EXERCISE INSTRUCTIONS: All of the entries must be reproduced exactly, with no images carried over.

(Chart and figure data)
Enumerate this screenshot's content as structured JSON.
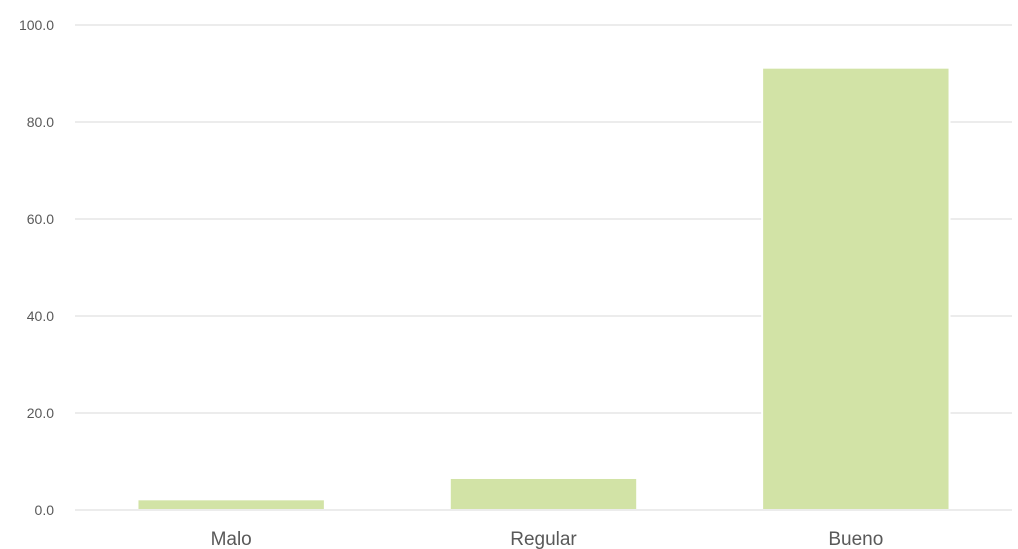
{
  "chart_data": {
    "type": "bar",
    "categories": [
      "Malo",
      "Regular",
      "Bueno"
    ],
    "values": [
      2.2,
      6.6,
      91.2
    ],
    "title": "",
    "xlabel": "",
    "ylabel": "",
    "ylim": [
      0,
      100
    ],
    "yticks": [
      "0.0",
      "20.0",
      "40.0",
      "60.0",
      "80.0",
      "100.0"
    ],
    "grid": true,
    "legend": "none",
    "bar_color": "#d2e3a6"
  }
}
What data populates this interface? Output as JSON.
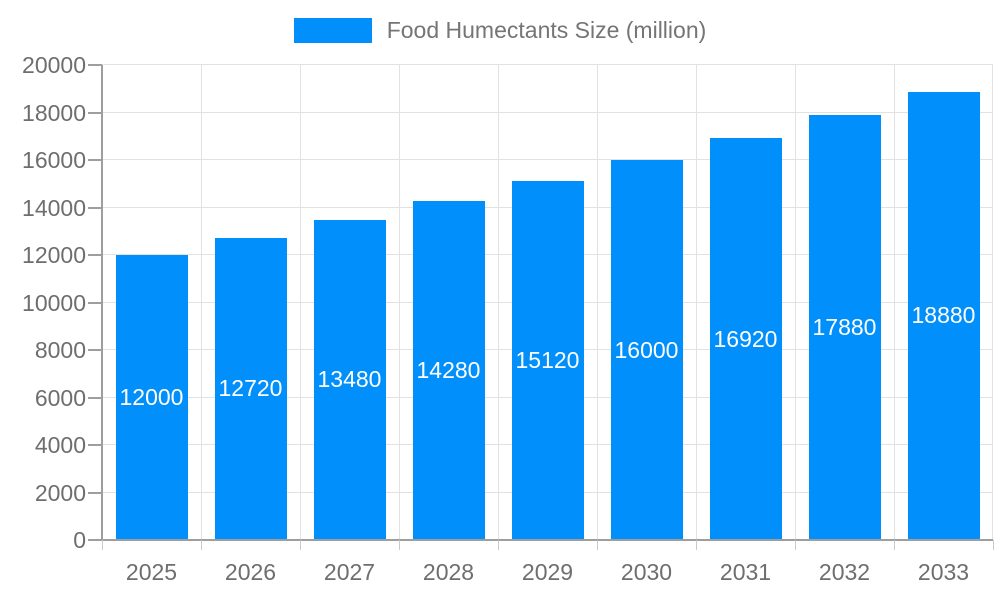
{
  "legend": {
    "label": "Food Humectants Size (million)"
  },
  "chart_data": {
    "type": "bar",
    "title": "Food Humectants Size (million)",
    "categories": [
      "2025",
      "2026",
      "2027",
      "2028",
      "2029",
      "2030",
      "2031",
      "2032",
      "2033"
    ],
    "series": [
      {
        "name": "Food Humectants Size (million)",
        "values": [
          12000,
          12720,
          13480,
          14280,
          15120,
          16000,
          16920,
          17880,
          18880
        ]
      }
    ],
    "value_labels": [
      "12000",
      "12720",
      "13480",
      "14280",
      "15120",
      "16000",
      "16920",
      "17880",
      "18880"
    ],
    "xlabel": "",
    "ylabel": "",
    "ylim": [
      0,
      20000
    ],
    "ytick_step": 2000,
    "yticks": [
      0,
      2000,
      4000,
      6000,
      8000,
      10000,
      12000,
      14000,
      16000,
      18000,
      20000
    ],
    "grid": true,
    "legend_position": "top-center",
    "colors": {
      "bar": "#008FFB",
      "bar_value_label": "#FFFFFF",
      "axis_line": "#9E9E9E",
      "gridline": "#E2E2E2",
      "tick_mark": "#9E9E9E",
      "boundary_tick": "#C9C9C9",
      "tick_label": "#6E6E6E",
      "legend_label": "#757575",
      "background": "#FFFFFF"
    }
  }
}
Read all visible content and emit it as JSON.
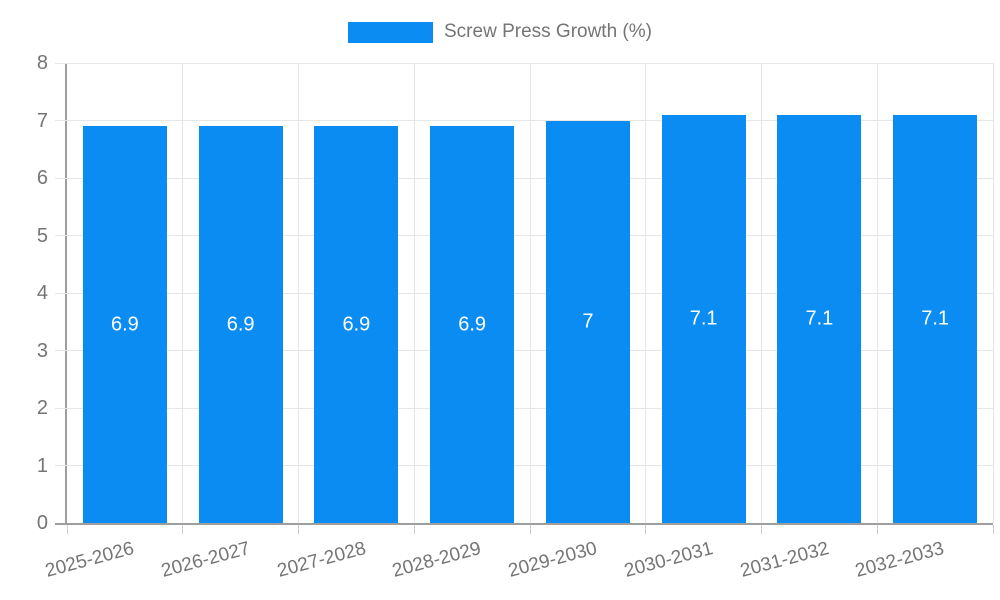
{
  "legend": {
    "label": "Screw Press Growth (%)"
  },
  "chart_data": {
    "type": "bar",
    "title": "",
    "xlabel": "",
    "ylabel": "",
    "categories": [
      "2025-2026",
      "2026-2027",
      "2027-2028",
      "2028-2029",
      "2029-2030",
      "2030-2031",
      "2031-2032",
      "2032-2033"
    ],
    "series": [
      {
        "name": "Screw Press Growth (%)",
        "values": [
          6.9,
          6.9,
          6.9,
          6.9,
          7,
          7.1,
          7.1,
          7.1
        ],
        "value_labels": [
          "6.9",
          "6.9",
          "6.9",
          "6.9",
          "7",
          "7.1",
          "7.1",
          "7.1"
        ]
      }
    ],
    "ylim": [
      0,
      8
    ],
    "yticks": [
      0,
      1,
      2,
      3,
      4,
      5,
      6,
      7,
      8
    ],
    "grid": true,
    "legend_position": "top-center",
    "colors": {
      "bar": "#0a8cf2",
      "bar_value_text": "#ffffff",
      "axis_line": "#9e9e9e",
      "gridline": "#e6e6e6",
      "tick_text": "#757575",
      "legend_text": "#757575",
      "background": "#ffffff"
    }
  }
}
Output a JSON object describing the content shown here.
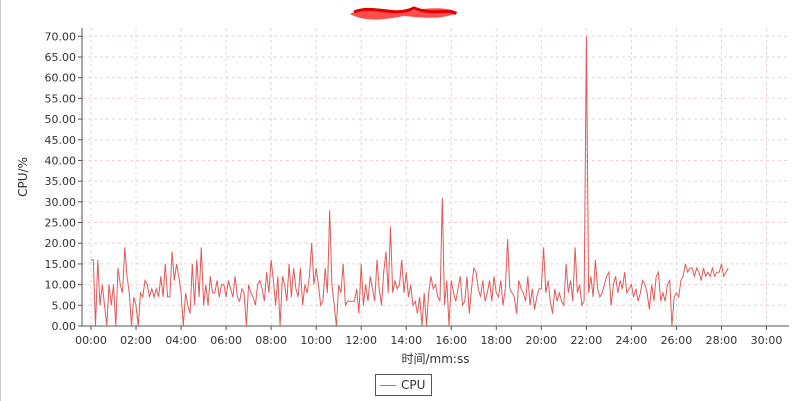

WRITTEN SOLUTION:
Enumerate this screenshot's content as structured JSON.
{
  "chart_data": {
    "type": "bar",
    "categories": [
      "Malo",
      "Regular",
      "Bueno"
    ],
    "values": [
      2.2,
      6.6,
      91.2
    ],
    "title": "",
    "xlabel": "",
    "ylabel": "",
    "ylim": [
      0,
      100
    ],
    "yticks": [
      "0.0",
      "20.0",
      "40.0",
      "60.0",
      "80.0",
      "100.0"
    ],
    "grid": true,
    "legend": "none",
    "bar_color": "#d2e3a6"
  }
}
What data populates this interface? Output as JSON.
{
  "legend": {
    "label": "Food Humectants Size (million)"
  },
  "chart_data": {
    "type": "bar",
    "title": "Food Humectants Size (million)",
    "categories": [
      "2025",
      "2026",
      "2027",
      "2028",
      "2029",
      "2030",
      "2031",
      "2032",
      "2033"
    ],
    "series": [
      {
        "name": "Food Humectants Size (million)",
        "values": [
          12000,
          12720,
          13480,
          14280,
          15120,
          16000,
          16920,
          17880,
          18880
        ]
      }
    ],
    "value_labels": [
      "12000",
      "12720",
      "13480",
      "14280",
      "15120",
      "16000",
      "16920",
      "17880",
      "18880"
    ],
    "xlabel": "",
    "ylabel": "",
    "ylim": [
      0,
      20000
    ],
    "ytick_step": 2000,
    "yticks": [
      0,
      2000,
      4000,
      6000,
      8000,
      10000,
      12000,
      14000,
      16000,
      18000,
      20000
    ],
    "grid": true,
    "legend_position": "top-center",
    "colors": {
      "bar": "#008FFB",
      "bar_value_label": "#FFFFFF",
      "axis_line": "#9E9E9E",
      "gridline": "#E2E2E2",
      "tick_mark": "#9E9E9E",
      "boundary_tick": "#C9C9C9",
      "tick_label": "#6E6E6E",
      "legend_label": "#757575",
      "background": "#FFFFFF"
    }
  }
}
Read all visible content and emit it as JSON.
{
  "legend": {
    "label": "Screw Press Growth (%)"
  },
  "chart_data": {
    "type": "bar",
    "title": "",
    "xlabel": "",
    "ylabel": "",
    "categories": [
      "2025-2026",
      "2026-2027",
      "2027-2028",
      "2028-2029",
      "2029-2030",
      "2030-2031",
      "2031-2032",
      "2032-2033"
    ],
    "series": [
      {
        "name": "Screw Press Growth (%)",
        "values": [
          6.9,
          6.9,
          6.9,
          6.9,
          7,
          7.1,
          7.1,
          7.1
        ],
        "value_labels": [
          "6.9",
          "6.9",
          "6.9",
          "6.9",
          "7",
          "7.1",
          "7.1",
          "7.1"
        ]
      }
    ],
    "ylim": [
      0,
      8
    ],
    "yticks": [
      0,
      1,
      2,
      3,
      4,
      5,
      6,
      7,
      8
    ],
    "grid": true,
    "legend_position": "top-center",
    "colors": {
      "bar": "#0a8cf2",
      "bar_value_text": "#ffffff",
      "axis_line": "#9e9e9e",
      "gridline": "#e6e6e6",
      "tick_text": "#757575",
      "legend_text": "#757575",
      "background": "#ffffff"
    }
  }
}
Output a JSON object describing the content shown here.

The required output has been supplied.